## PROVIDED RECORDS

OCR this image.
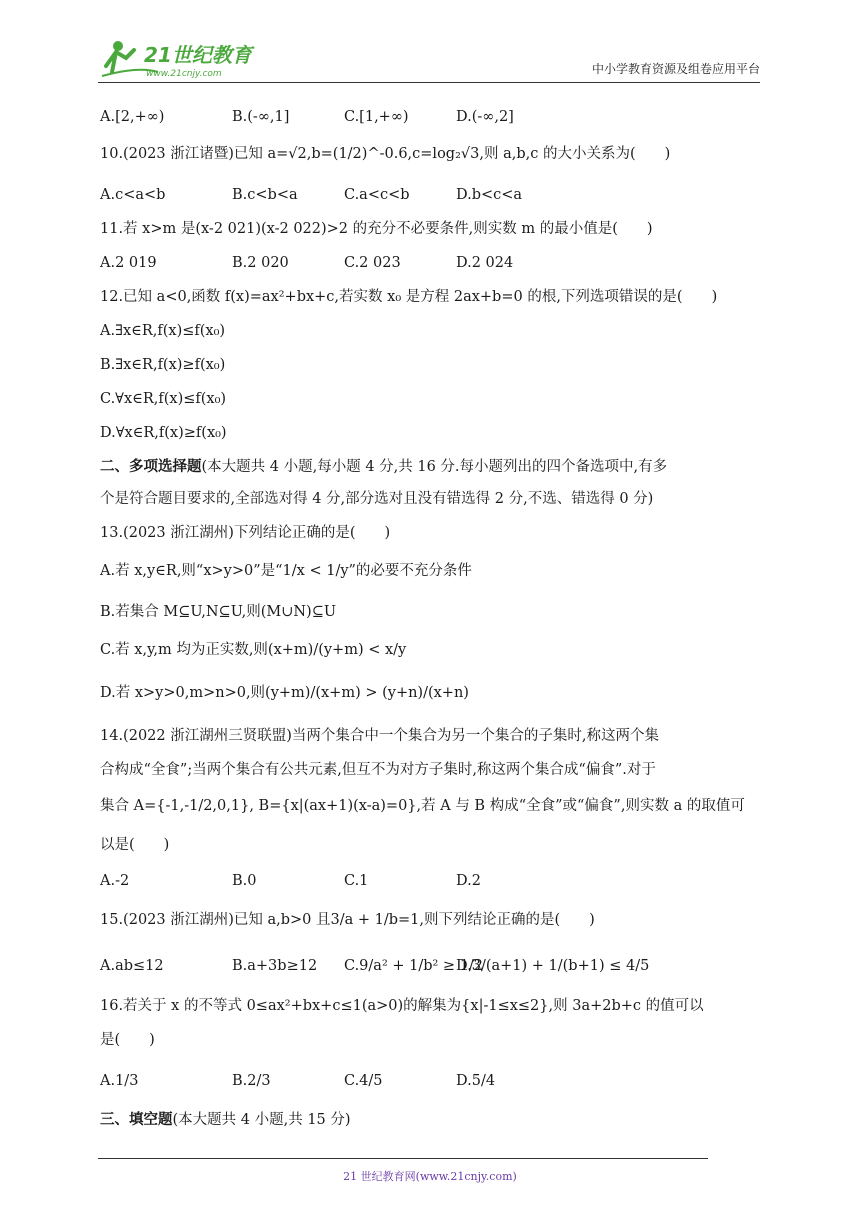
21世纪教育
www.21cnjy.com	中小学教育资源及组卷应用平台
A.[2,+∞)	B.(-∞,1]	C.[1,+∞)	D.(-∞,2]
10.(2023 浙江诸暨)已知 a=√2,b=(1/2)^-0.6,c=log₂√3,则 a,b,c 的大小关系为(　　)
A.c<a<b	B.c<b<a	C.a<c<b	D.b<c<a
11.若 x>m 是(x-2 021)(x-2 022)>2 的充分不必要条件,则实数 m 的最小值是(　　)
A.2 019	B.2 020	C.2 023	D.2 024
12.已知 a<0,函数 f(x)=ax²+bx+c,若实数 x₀ 是方程 2ax+b=0 的根,下列选项错误的是(　　)
A.∃x∈R,f(x)≤f(x₀)
B.∃x∈R,f(x)≥f(x₀)
C.∀x∈R,f(x)≤f(x₀)
D.∀x∈R,f(x)≥f(x₀)
二、多项选择题(本大题共 4 小题,每小题 4 分,共 16 分.每小题列出的四个备选项中,有多
个是符合题目要求的,全部选对得 4 分,部分选对且没有错选得 2 分,不选、错选得 0 分)
13.(2023 浙江湖州)下列结论正确的是(　　)
A.若 x,y∈R,则“x>y>0”是“1/x < 1/y”的必要不充分条件
B.若集合 M⊆U,N⊆U,则(M∪N)⊆U
C.若 x,y,m 均为正实数,则(x+m)/(y+m) < x/y
D.若 x>y>0,m>n>0,则(y+m)/(x+m) > (y+n)/(x+n)
14.(2022 浙江湖州三贤联盟)当两个集合中一个集合为另一个集合的子集时,称这两个集
合构成“全食”;当两个集合有公共元素,但互不为对方子集时,称这两个集合成“偏食”.对于
集合 A={-1,-1/2,0,1}, B={x|(ax+1)(x-a)=0},若 A 与 B 构成“全食”或“偏食”,则实数 a 的取值可
以是(　　)
A.-2	B.0	C.1	D.2
15.(2023 浙江湖州)已知 a,b>0 且3/a + 1/b=1,则下列结论正确的是(　　)
A.ab≤12	B.a+3b≥12 C.9/a² + 1/b² ≥ 1/2
D.3/(a+1) + 1/(b+1) ≤ 4/5
16.若关于 x 的不等式 0≤ax²+bx+c≤1(a>0)的解集为{x|-1≤x≤2},则 3a+2b+c 的值可以
是(　　)
A.1/3	B.2/3	C.4/5	D.5/4
三、填空题(本大题共 4 小题,共 15 分)
21 世纪教育网(www.21cnjy.com)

## EXERCISE OBJECTIVE
Return each line where "本大题共" shows up.

## SOLUTION FOR THIS TASK
二、多项选择题(本大题共 4 小题,每小题 4 分,共 16 分.每小题列出的四个备选项中,有多
三、填空题(本大题共 4 小题,共 15 分)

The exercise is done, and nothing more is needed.